Items listed in a dataset
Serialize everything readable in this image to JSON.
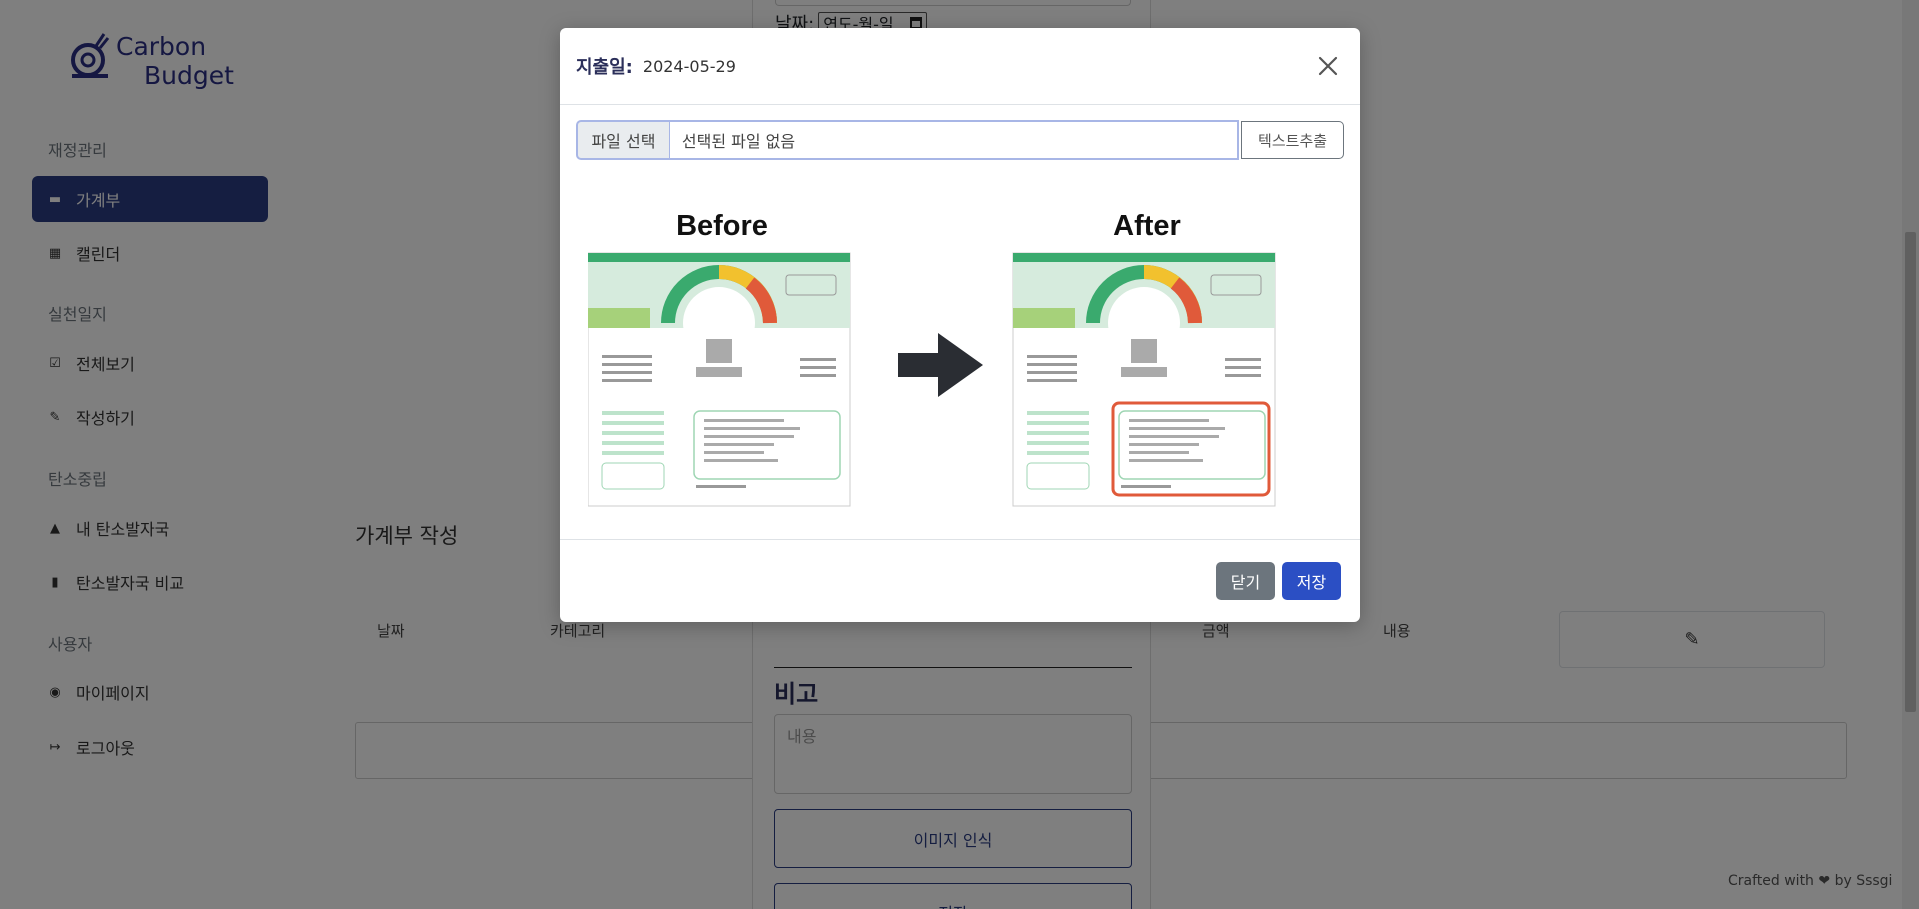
{
  "sidebar": {
    "logo_line1": "Carbon",
    "logo_line2": "Budget",
    "sections": [
      {
        "title": "재정관리",
        "items": [
          {
            "label": "가계부",
            "icon": "wallet-icon",
            "active": true
          },
          {
            "label": "캘린더",
            "icon": "calendar-icon",
            "active": false
          }
        ]
      },
      {
        "title": "실천일지",
        "items": [
          {
            "label": "전체보기",
            "icon": "list-icon",
            "active": false
          },
          {
            "label": "작성하기",
            "icon": "pencil-icon",
            "active": false
          }
        ]
      },
      {
        "title": "탄소중립",
        "items": [
          {
            "label": "내 탄소발자국",
            "icon": "footprint-icon",
            "active": false
          },
          {
            "label": "탄소발자국 비교",
            "icon": "bar-chart-icon",
            "active": false
          }
        ]
      },
      {
        "title": "사용자",
        "items": [
          {
            "label": "마이페이지",
            "icon": "user-icon",
            "active": false
          },
          {
            "label": "로그아웃",
            "icon": "logout-icon",
            "active": false
          }
        ]
      }
    ]
  },
  "background": {
    "section_title": "가계부 작성",
    "columns": [
      "날짜",
      "카테고리",
      "금액",
      "내용"
    ],
    "edit_icon": "pencil-icon",
    "footer_credit": "Crafted with ❤ by Sssgi"
  },
  "form": {
    "date_label": "날짜:",
    "date_placeholder": "연도-월-일",
    "remark_title": "비고",
    "remark_placeholder": "내용",
    "image_button": "이미지 인식",
    "save_button": "저장"
  },
  "modal": {
    "title_label": "지출일:",
    "title_value": "2024-05-29",
    "file_button": "파일 선택",
    "file_name": "선택된 파일 없음",
    "extract_button": "텍스트추출",
    "before_label": "Before",
    "after_label": "After",
    "close_button": "닫기",
    "save_button": "저장"
  },
  "colors": {
    "brand": "#2b3c82",
    "primary": "#2b4fc4",
    "secondary": "#6c757d",
    "highlight": "#e05a3a",
    "receipt_green": "#3aaa6e"
  }
}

> _YOUR GOAL_
Will you set down the records word for word while leaving out every picture?

> _RESPONSE TO THE TASK_
Serialize everything readable in this image to JSON.
{
  "sidebar": {
    "logo_line1": "Carbon",
    "logo_line2": "Budget",
    "sections": [
      {
        "title": "재정관리",
        "items": [
          {
            "label": "가계부",
            "icon": "wallet-icon",
            "active": true
          },
          {
            "label": "캘린더",
            "icon": "calendar-icon",
            "active": false
          }
        ]
      },
      {
        "title": "실천일지",
        "items": [
          {
            "label": "전체보기",
            "icon": "list-icon",
            "active": false
          },
          {
            "label": "작성하기",
            "icon": "pencil-icon",
            "active": false
          }
        ]
      },
      {
        "title": "탄소중립",
        "items": [
          {
            "label": "내 탄소발자국",
            "icon": "footprint-icon",
            "active": false
          },
          {
            "label": "탄소발자국 비교",
            "icon": "bar-chart-icon",
            "active": false
          }
        ]
      },
      {
        "title": "사용자",
        "items": [
          {
            "label": "마이페이지",
            "icon": "user-icon",
            "active": false
          },
          {
            "label": "로그아웃",
            "icon": "logout-icon",
            "active": false
          }
        ]
      }
    ]
  },
  "background": {
    "section_title": "가계부 작성",
    "columns": [
      "날짜",
      "카테고리",
      "금액",
      "내용"
    ],
    "edit_icon": "pencil-icon",
    "footer_credit": "Crafted with ❤ by Sssgi"
  },
  "form": {
    "date_label": "날짜:",
    "date_placeholder": "연도-월-일",
    "remark_title": "비고",
    "remark_placeholder": "내용",
    "image_button": "이미지 인식",
    "save_button": "저장"
  },
  "modal": {
    "title_label": "지출일:",
    "title_value": "2024-05-29",
    "file_button": "파일 선택",
    "file_name": "선택된 파일 없음",
    "extract_button": "텍스트추출",
    "before_label": "Before",
    "after_label": "After",
    "close_button": "닫기",
    "save_button": "저장"
  },
  "colors": {
    "brand": "#2b3c82",
    "primary": "#2b4fc4",
    "secondary": "#6c757d",
    "highlight": "#e05a3a",
    "receipt_green": "#3aaa6e"
  }
}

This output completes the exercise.